+++ Records for the exercise +++

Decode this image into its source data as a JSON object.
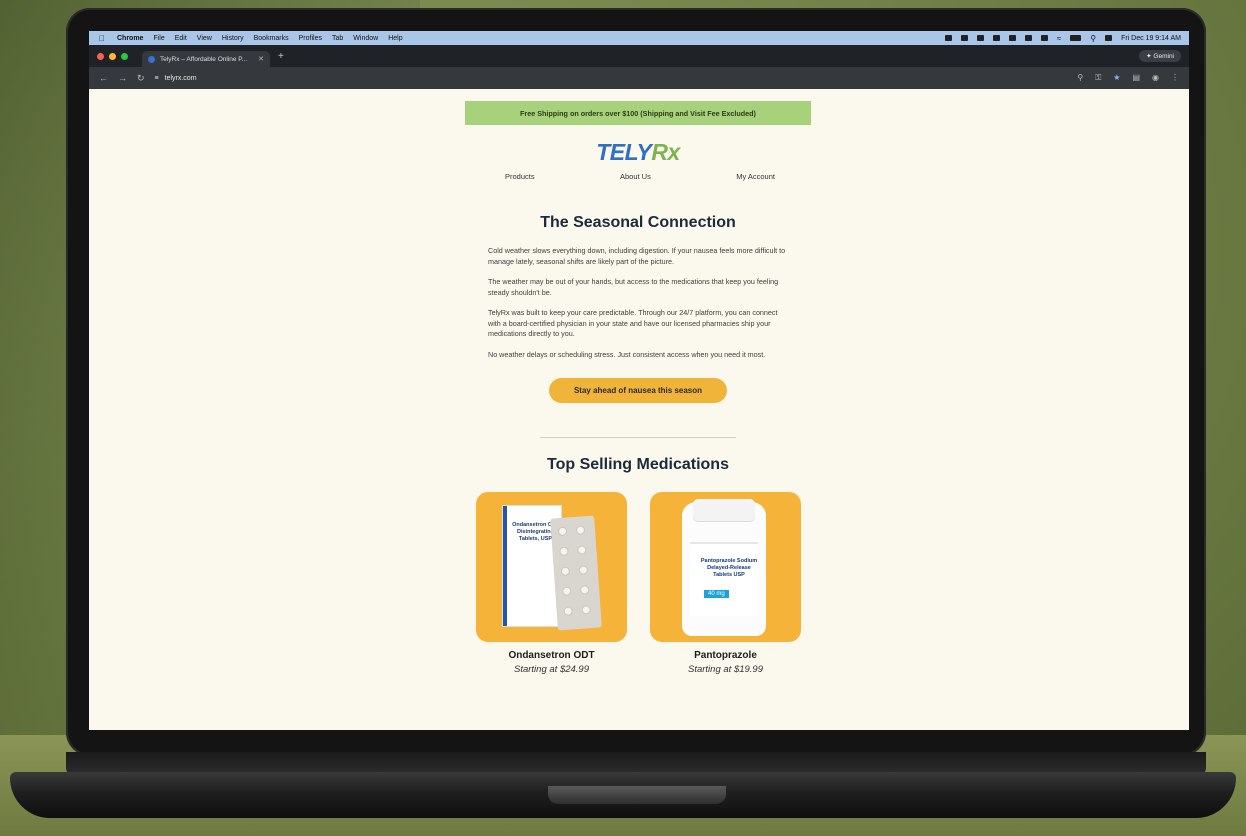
{
  "menubar": {
    "app": "Chrome",
    "items": [
      "File",
      "Edit",
      "View",
      "History",
      "Bookmarks",
      "Profiles",
      "Tab",
      "Window",
      "Help"
    ],
    "datetime": "Fri Dec 19  9:14 AM"
  },
  "tab": {
    "title": "TelyRx – Affordable Online P...",
    "new_tab": "+",
    "gemini": "✦ Gemini"
  },
  "addressbar": {
    "url": "telyrx.com"
  },
  "email": {
    "promo": "Free Shipping on orders over $100 (Shipping and Visit Fee Excluded)",
    "logo_part1": "TELY",
    "logo_part2": "Rx",
    "nav": [
      "Products",
      "About Us",
      "My Account"
    ],
    "heading": "The Seasonal Connection",
    "paragraphs": [
      "Cold weather slows everything down, including digestion. If your nausea feels more difficult to manage lately, seasonal shifts are likely part of the picture.",
      "The weather may be out of your hands, but access to the medications that keep you feeling steady shouldn't be.",
      "TelyRx was built to keep your care predictable. Through our 24/7 platform, you can connect with a board-certified physician in your state and have our licensed pharmacies ship your medications directly to you.",
      "No weather delays or scheduling stress. Just consistent access when you need it most."
    ],
    "cta": "Stay ahead of nausea this season",
    "section_heading": "Top Selling Medications",
    "products": [
      {
        "name": "Ondansetron ODT",
        "price": "Starting at $24.99",
        "box_label": "Ondansetron Oral Disintegrating Tablets, USP"
      },
      {
        "name": "Pantoprazole",
        "price": "Starting at $19.99",
        "bottle_label": "Pantoprazole Sodium Delayed-Release Tablets USP",
        "strength": "40 mg"
      }
    ]
  },
  "colors": {
    "promo_bg": "#a8d17c",
    "logo_blue": "#2f6fc4",
    "logo_green": "#7fb350",
    "cta_bg": "#f0b43a",
    "product_bg": "#f5b33a"
  }
}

+++

### Direction
Write out every line of the preceding listing that contains "keep".

### Exercise response
      "The weather may be out of your hands, but access to the medications that keep you feeling steady shouldn't be.",
      "TelyRx was built to keep your care predictable. Through our 24/7 platform, you can connect with a board-certified physician in your state and have our licensed pharmacies ship your medications directly to you.",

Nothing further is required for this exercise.